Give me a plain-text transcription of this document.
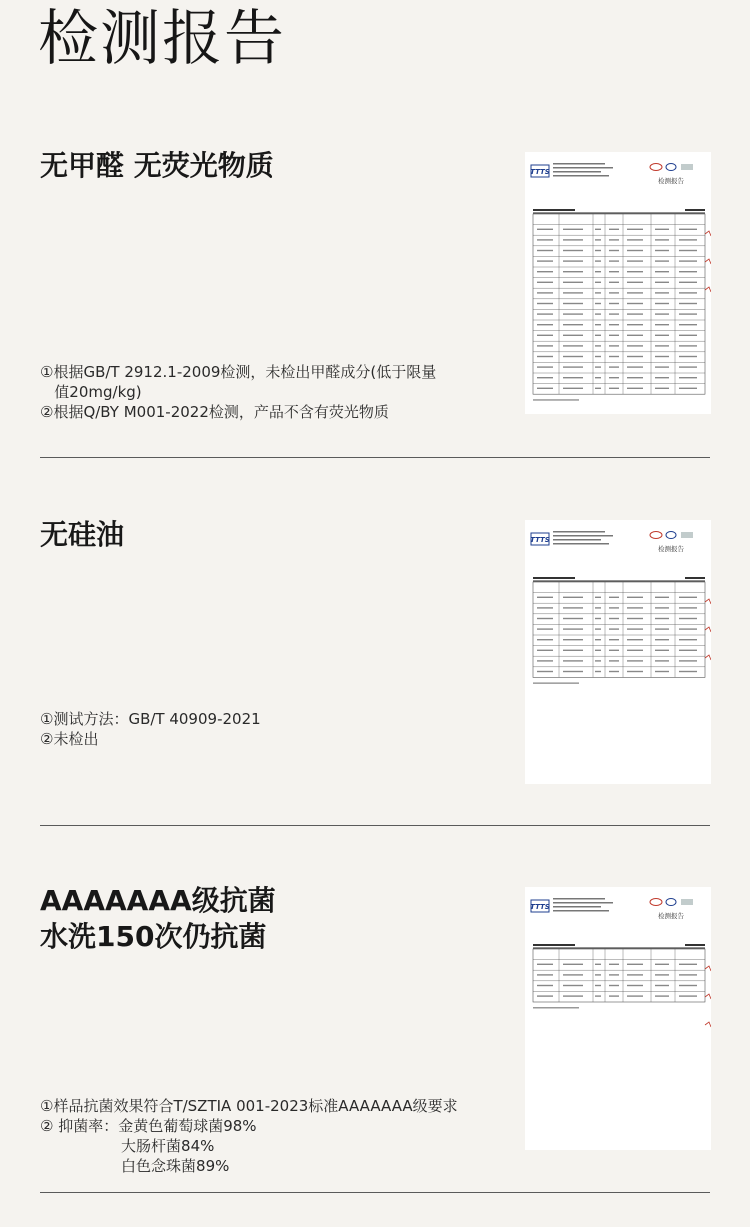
检测报告
无甲醛 无荧光物质
①根据GB/T 2912.1-2009检测，未检出甲醛成分(低于限量
值20mg/kg)
②根据Q/BY M001-2022检测，产品不含有荧光物质
TTTS
检测报告
无硅油
①测试方法：GB/T 40909-2021
②未检出
TTTS
检测报告
AAAAAAA级抗菌
水洗150次仍抗菌
①样品抗菌效果符合T/SZTIA 001-2023标准AAAAAAA级要求
② 抑菌率：金黄色葡萄球菌98%
大肠杆菌84%
白色念珠菌89%
TTTS
检测报告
# # # # #
#### WRITTEN PROBLEM:
Retype all entries exactly as they appear, dropping the images.

#### ANSWER FOR THIS EXERCISE:
Give me a plain-text transcription of this document.
检测报告
无甲醛 无荧光物质
①根据GB/T 2912.1-2009检测，未检出甲醛成分(低于限量
值20mg/kg)
②根据Q/BY M001-2022检测，产品不含有荧光物质
TTTS
检测报告
无硅油
①测试方法：GB/T 40909-2021
②未检出
TTTS
检测报告
AAAAAAA级抗菌
水洗150次仍抗菌
①样品抗菌效果符合T/SZTIA 001-2023标准AAAAAAA级要求
② 抑菌率：金黄色葡萄球菌98%
大肠杆菌84%
白色念珠菌89%
TTTS
检测报告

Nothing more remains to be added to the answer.